Task requirements - Wherever "ylabel" appears in a line, copy that line.

--

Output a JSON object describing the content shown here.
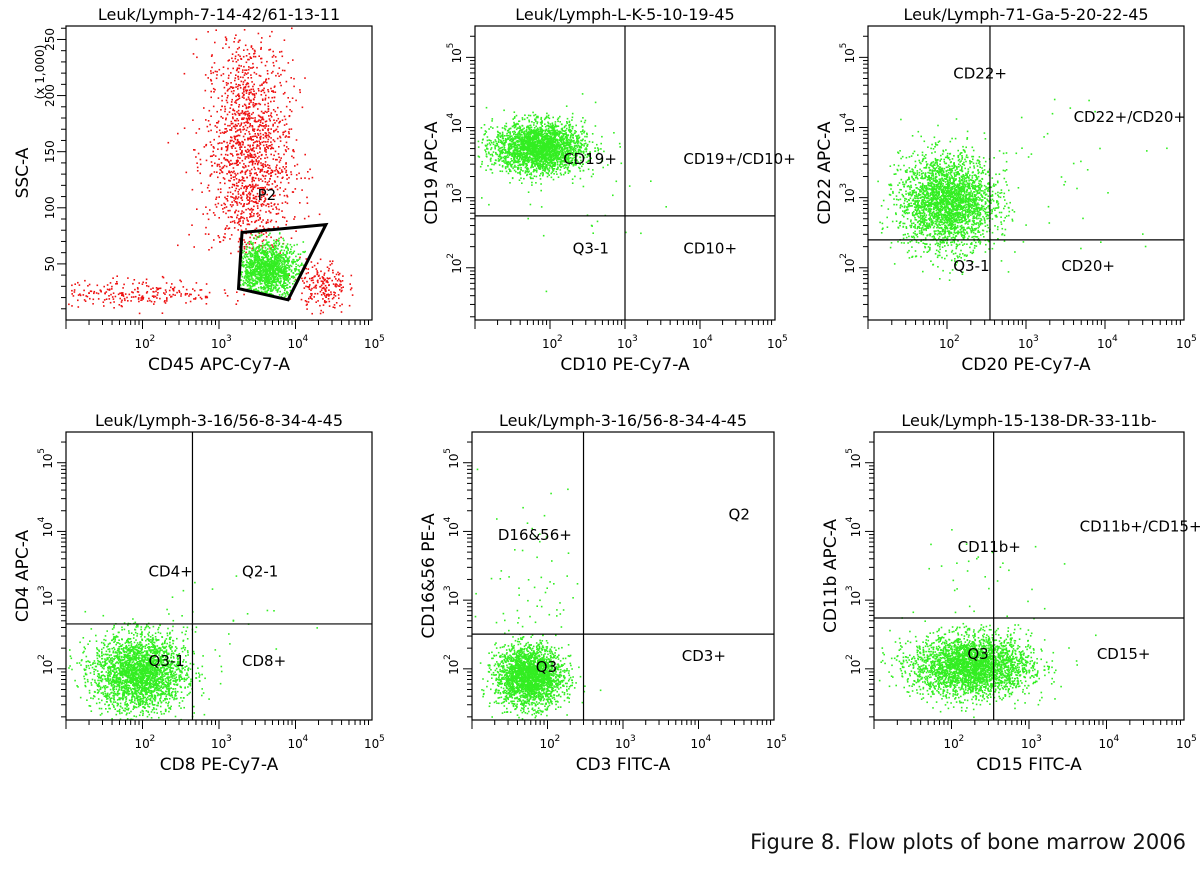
{
  "figure": {
    "caption": "Figure 8. Flow plots of bone marrow 2006"
  },
  "colors": {
    "dots_green": "#33ee22",
    "dots_red": "#ee1111",
    "axis": "#000000"
  },
  "chart_data": [
    {
      "type": "scatter",
      "title": "Leuk/Lymph-7-14-42/61-13-11",
      "xlabel": "CD45 APC-Cy7-A",
      "ylabel": "SSC-A",
      "yunit": "(x 1,000)",
      "xscale": "log",
      "xlim": [
        10,
        100000
      ],
      "yscale": "linear",
      "ylim": [
        0,
        262
      ],
      "xticks": [
        {
          "v": 100,
          "e": "2"
        },
        {
          "v": 1000,
          "e": "3"
        },
        {
          "v": 10000,
          "e": "4"
        },
        {
          "v": 100000,
          "e": "5"
        }
      ],
      "yticks": [
        50,
        100,
        150,
        200,
        250
      ],
      "gates": [
        {
          "name": "P2",
          "polygon": [
            [
              2000,
              78
            ],
            [
              25000,
              85
            ],
            [
              8000,
              18
            ],
            [
              1800,
              28
            ]
          ],
          "label_at": [
            3200,
            107
          ]
        }
      ],
      "populations": [
        {
          "color": "red",
          "n": 1500,
          "xlog": [
            3.38,
            0.28
          ],
          "y": [
            150,
            55
          ],
          "yrange": [
            60,
            262
          ]
        },
        {
          "color": "red",
          "n": 240,
          "xlog": [
            1.9,
            0.55
          ],
          "y": [
            25,
            6
          ],
          "yrange": [
            5,
            60
          ]
        },
        {
          "color": "red",
          "n": 200,
          "xlog": [
            4.35,
            0.15
          ],
          "y": [
            30,
            12
          ],
          "yrange": [
            5,
            80
          ]
        },
        {
          "color": "green",
          "n": 1400,
          "xlog": [
            3.62,
            0.2
          ],
          "y": [
            45,
            12
          ],
          "gate": "P2"
        }
      ]
    },
    {
      "type": "scatter",
      "title": "Leuk/Lymph-L-K-5-10-19-45",
      "xlabel": "CD10 PE-Cy7-A",
      "ylabel": "CD19 APC-A",
      "xscale": "log",
      "xlim": [
        10,
        100000
      ],
      "yscale": "log",
      "ylim": [
        18,
        280000
      ],
      "xticks": [
        {
          "v": 100,
          "e": "2"
        },
        {
          "v": 1000,
          "e": "3"
        },
        {
          "v": 10000,
          "e": "4"
        },
        {
          "v": 100000,
          "e": "5"
        }
      ],
      "yticks": [
        {
          "v": 100,
          "e": "2"
        },
        {
          "v": 1000,
          "e": "3"
        },
        {
          "v": 10000,
          "e": "4"
        },
        {
          "v": 100000,
          "e": "5"
        }
      ],
      "quadrant": {
        "x": 1000,
        "y": 550
      },
      "quadrant_labels": [
        {
          "text": "CD19+",
          "at": [
            150,
            3000
          ]
        },
        {
          "text": "CD19+/CD10+",
          "at": [
            6000,
            3000
          ]
        },
        {
          "text": "Q3-1",
          "at": [
            200,
            160
          ]
        },
        {
          "text": "CD10+",
          "at": [
            6000,
            160
          ]
        }
      ],
      "populations": [
        {
          "color": "green",
          "n": 2600,
          "xlog": [
            1.85,
            0.3
          ],
          "ylog": [
            3.72,
            0.18
          ]
        },
        {
          "color": "green",
          "n": 40,
          "xlog": [
            2.3,
            0.7
          ],
          "ylog": [
            3.1,
            0.6
          ]
        }
      ]
    },
    {
      "type": "scatter",
      "title": "Leuk/Lymph-71-Ga-5-20-22-45",
      "xlabel": "CD20 PE-Cy7-A",
      "ylabel": "CD22 APC-A",
      "xscale": "log",
      "xlim": [
        10,
        100000
      ],
      "yscale": "log",
      "ylim": [
        18,
        280000
      ],
      "xticks": [
        {
          "v": 100,
          "e": "2"
        },
        {
          "v": 1000,
          "e": "3"
        },
        {
          "v": 10000,
          "e": "4"
        },
        {
          "v": 100000,
          "e": "5"
        }
      ],
      "yticks": [
        {
          "v": 100,
          "e": "2"
        },
        {
          "v": 1000,
          "e": "3"
        },
        {
          "v": 10000,
          "e": "4"
        },
        {
          "v": 100000,
          "e": "5"
        }
      ],
      "quadrant": {
        "x": 350,
        "y": 250
      },
      "quadrant_labels": [
        {
          "text": "CD22+",
          "at": [
            120,
            50000
          ]
        },
        {
          "text": "CD22+/CD20+",
          "at": [
            4000,
            12000
          ]
        },
        {
          "text": "Q3-1",
          "at": [
            120,
            90
          ]
        },
        {
          "text": "CD20+",
          "at": [
            2800,
            90
          ]
        }
      ],
      "populations": [
        {
          "color": "green",
          "n": 2800,
          "xlog": [
            2.0,
            0.3
          ],
          "ylog": [
            2.95,
            0.33
          ]
        },
        {
          "color": "green",
          "n": 40,
          "xlog": [
            3.3,
            0.8
          ],
          "ylog": [
            3.3,
            0.7
          ]
        }
      ]
    },
    {
      "type": "scatter",
      "title": "Leuk/Lymph-3-16/56-8-34-4-45",
      "xlabel": "CD8 PE-Cy7-A",
      "ylabel": "CD4 APC-A",
      "xscale": "log",
      "xlim": [
        10,
        100000
      ],
      "yscale": "log",
      "ylim": [
        18,
        280000
      ],
      "xticks": [
        {
          "v": 100,
          "e": "2"
        },
        {
          "v": 1000,
          "e": "3"
        },
        {
          "v": 10000,
          "e": "4"
        },
        {
          "v": 100000,
          "e": "5"
        }
      ],
      "yticks": [
        {
          "v": 100,
          "e": "2"
        },
        {
          "v": 1000,
          "e": "3"
        },
        {
          "v": 10000,
          "e": "4"
        },
        {
          "v": 100000,
          "e": "5"
        }
      ],
      "quadrant": {
        "x": 450,
        "y": 450
      },
      "quadrant_labels": [
        {
          "text": "CD4+",
          "at": [
            120,
            2200
          ]
        },
        {
          "text": "Q2-1",
          "at": [
            2000,
            2200
          ]
        },
        {
          "text": "Q3-1",
          "at": [
            120,
            110
          ]
        },
        {
          "text": "CD8+",
          "at": [
            2000,
            110
          ]
        }
      ],
      "populations": [
        {
          "color": "green",
          "n": 2600,
          "xlog": [
            1.95,
            0.3
          ],
          "ylog": [
            1.95,
            0.28
          ]
        },
        {
          "color": "green",
          "n": 30,
          "xlog": [
            2.8,
            0.7
          ],
          "ylog": [
            2.6,
            0.5
          ]
        }
      ]
    },
    {
      "type": "scatter",
      "title": "Leuk/Lymph-3-16/56-8-34-4-45",
      "xlabel": "CD3 FITC-A",
      "ylabel": "CD16&56 PE-A",
      "xscale": "log",
      "xlim": [
        10,
        100000
      ],
      "yscale": "log",
      "ylim": [
        18,
        280000
      ],
      "xticks": [
        {
          "v": 100,
          "e": "2"
        },
        {
          "v": 1000,
          "e": "3"
        },
        {
          "v": 10000,
          "e": "4"
        },
        {
          "v": 100000,
          "e": "5"
        }
      ],
      "yticks": [
        {
          "v": 100,
          "e": "2"
        },
        {
          "v": 1000,
          "e": "3"
        },
        {
          "v": 10000,
          "e": "4"
        },
        {
          "v": 100000,
          "e": "5"
        }
      ],
      "quadrant": {
        "x": 300,
        "y": 320
      },
      "quadrant_labels": [
        {
          "text": "D16&56+",
          "at": [
            22,
            7500
          ]
        },
        {
          "text": "Q2",
          "at": [
            25000,
            15000
          ]
        },
        {
          "text": "Q3",
          "at": [
            70,
            90
          ]
        },
        {
          "text": "CD3+",
          "at": [
            6000,
            130
          ]
        }
      ],
      "populations": [
        {
          "color": "green",
          "n": 2400,
          "xlog": [
            1.75,
            0.22
          ],
          "ylog": [
            1.9,
            0.22
          ]
        },
        {
          "color": "green",
          "n": 70,
          "xlog": [
            1.8,
            0.35
          ],
          "ylog": [
            3.2,
            0.8
          ]
        }
      ]
    },
    {
      "type": "scatter",
      "title": "Leuk/Lymph-15-138-DR-33-11b-",
      "xlabel": "CD15 FITC-A",
      "ylabel": "CD11b APC-A",
      "xscale": "log",
      "xlim": [
        10,
        100000
      ],
      "yscale": "log",
      "ylim": [
        18,
        280000
      ],
      "xticks": [
        {
          "v": 100,
          "e": "2"
        },
        {
          "v": 1000,
          "e": "3"
        },
        {
          "v": 10000,
          "e": "4"
        },
        {
          "v": 100000,
          "e": "5"
        }
      ],
      "yticks": [
        {
          "v": 100,
          "e": "2"
        },
        {
          "v": 1000,
          "e": "3"
        },
        {
          "v": 10000,
          "e": "4"
        },
        {
          "v": 100000,
          "e": "5"
        }
      ],
      "quadrant": {
        "x": 350,
        "y": 550
      },
      "quadrant_labels": [
        {
          "text": "CD11b+",
          "at": [
            120,
            5000
          ]
        },
        {
          "text": "CD11b+/CD15+",
          "at": [
            4500,
            10000
          ]
        },
        {
          "text": "Q3",
          "at": [
            160,
            140
          ]
        },
        {
          "text": "CD15+",
          "at": [
            7500,
            140
          ]
        }
      ],
      "populations": [
        {
          "color": "green",
          "n": 3000,
          "xlog": [
            2.25,
            0.38
          ],
          "ylog": [
            2.05,
            0.22
          ]
        },
        {
          "color": "green",
          "n": 40,
          "xlog": [
            2.2,
            0.5
          ],
          "ylog": [
            3.1,
            0.6
          ]
        }
      ]
    }
  ]
}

--

Complete answer -
      "ylabel": "SSC-A",
      "ylabel": "CD19 APC-A",
      "ylabel": "CD22 APC-A",
      "ylabel": "CD4 APC-A",
      "ylabel": "CD16&56 PE-A",
      "ylabel": "CD11b APC-A",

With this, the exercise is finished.